■ EXERCISE MATERIAL
▽
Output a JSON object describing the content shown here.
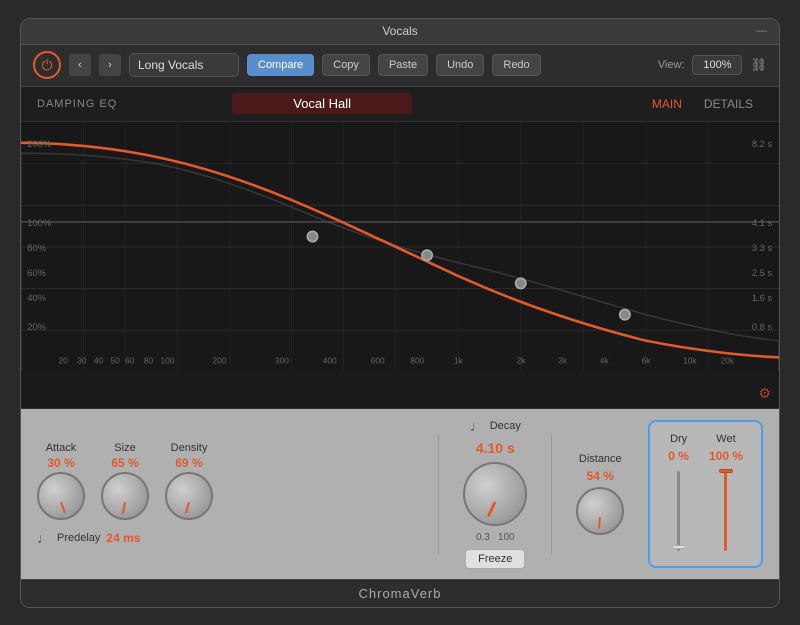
{
  "window": {
    "title": "Vocals",
    "minimize_label": "—"
  },
  "toolbar": {
    "power_label": "⏻",
    "nav_back": "‹",
    "nav_forward": "›",
    "preset_value": "Long Vocals",
    "compare_label": "Compare",
    "copy_label": "Copy",
    "paste_label": "Paste",
    "undo_label": "Undo",
    "redo_label": "Redo",
    "view_label": "View:",
    "view_value": "100%",
    "link_icon": "🔗"
  },
  "eq_section": {
    "label": "DAMPING EQ",
    "preset_name": "Vocal Hall",
    "main_tab": "MAIN",
    "details_tab": "DETAILS",
    "y_labels": [
      "200%",
      "100%",
      "80%",
      "60%",
      "40%",
      "20%"
    ],
    "x_labels": [
      "20",
      "30",
      "40",
      "50",
      "60",
      "80",
      "100",
      "200",
      "300",
      "400",
      "600",
      "800",
      "1k",
      "2k",
      "3k",
      "4k",
      "6k",
      "10k",
      "20k"
    ],
    "right_labels": [
      "8.2 s",
      "4.1 s",
      "3.3 s",
      "2.5 s",
      "1.6 s",
      "0.8 s"
    ]
  },
  "controls": {
    "attack_label": "Attack",
    "attack_value": "30 %",
    "size_label": "Size",
    "size_value": "65 %",
    "density_label": "Density",
    "density_value": "69 %",
    "decay_label": "Decay",
    "decay_value": "4.10 s",
    "distance_label": "Distance",
    "distance_value": "54 %",
    "predelay_label": "Predelay",
    "predelay_value": "24 ms",
    "freeze_min": "0.3",
    "freeze_max": "100",
    "freeze_btn": "Freeze",
    "dry_label": "Dry",
    "dry_value": "0 %",
    "wet_label": "Wet",
    "wet_value": "100 %"
  },
  "footer": {
    "plugin_name": "ChromaVerb"
  }
}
△
Pictures are to be left out; the records above must be repeated word for word.

■ RESPONSE TO THE EXERCISE
Output a JSON object describing the content shown here.
{
  "window": {
    "title": "Vocals",
    "minimize_label": "—"
  },
  "toolbar": {
    "power_label": "⏻",
    "nav_back": "‹",
    "nav_forward": "›",
    "preset_value": "Long Vocals",
    "compare_label": "Compare",
    "copy_label": "Copy",
    "paste_label": "Paste",
    "undo_label": "Undo",
    "redo_label": "Redo",
    "view_label": "View:",
    "view_value": "100%",
    "link_icon": "🔗"
  },
  "eq_section": {
    "label": "DAMPING EQ",
    "preset_name": "Vocal Hall",
    "main_tab": "MAIN",
    "details_tab": "DETAILS",
    "y_labels": [
      "200%",
      "100%",
      "80%",
      "60%",
      "40%",
      "20%"
    ],
    "x_labels": [
      "20",
      "30",
      "40",
      "50",
      "60",
      "80",
      "100",
      "200",
      "300",
      "400",
      "600",
      "800",
      "1k",
      "2k",
      "3k",
      "4k",
      "6k",
      "10k",
      "20k"
    ],
    "right_labels": [
      "8.2 s",
      "4.1 s",
      "3.3 s",
      "2.5 s",
      "1.6 s",
      "0.8 s"
    ]
  },
  "controls": {
    "attack_label": "Attack",
    "attack_value": "30 %",
    "size_label": "Size",
    "size_value": "65 %",
    "density_label": "Density",
    "density_value": "69 %",
    "decay_label": "Decay",
    "decay_value": "4.10 s",
    "distance_label": "Distance",
    "distance_value": "54 %",
    "predelay_label": "Predelay",
    "predelay_value": "24 ms",
    "freeze_min": "0.3",
    "freeze_max": "100",
    "freeze_btn": "Freeze",
    "dry_label": "Dry",
    "dry_value": "0 %",
    "wet_label": "Wet",
    "wet_value": "100 %"
  },
  "footer": {
    "plugin_name": "ChromaVerb"
  }
}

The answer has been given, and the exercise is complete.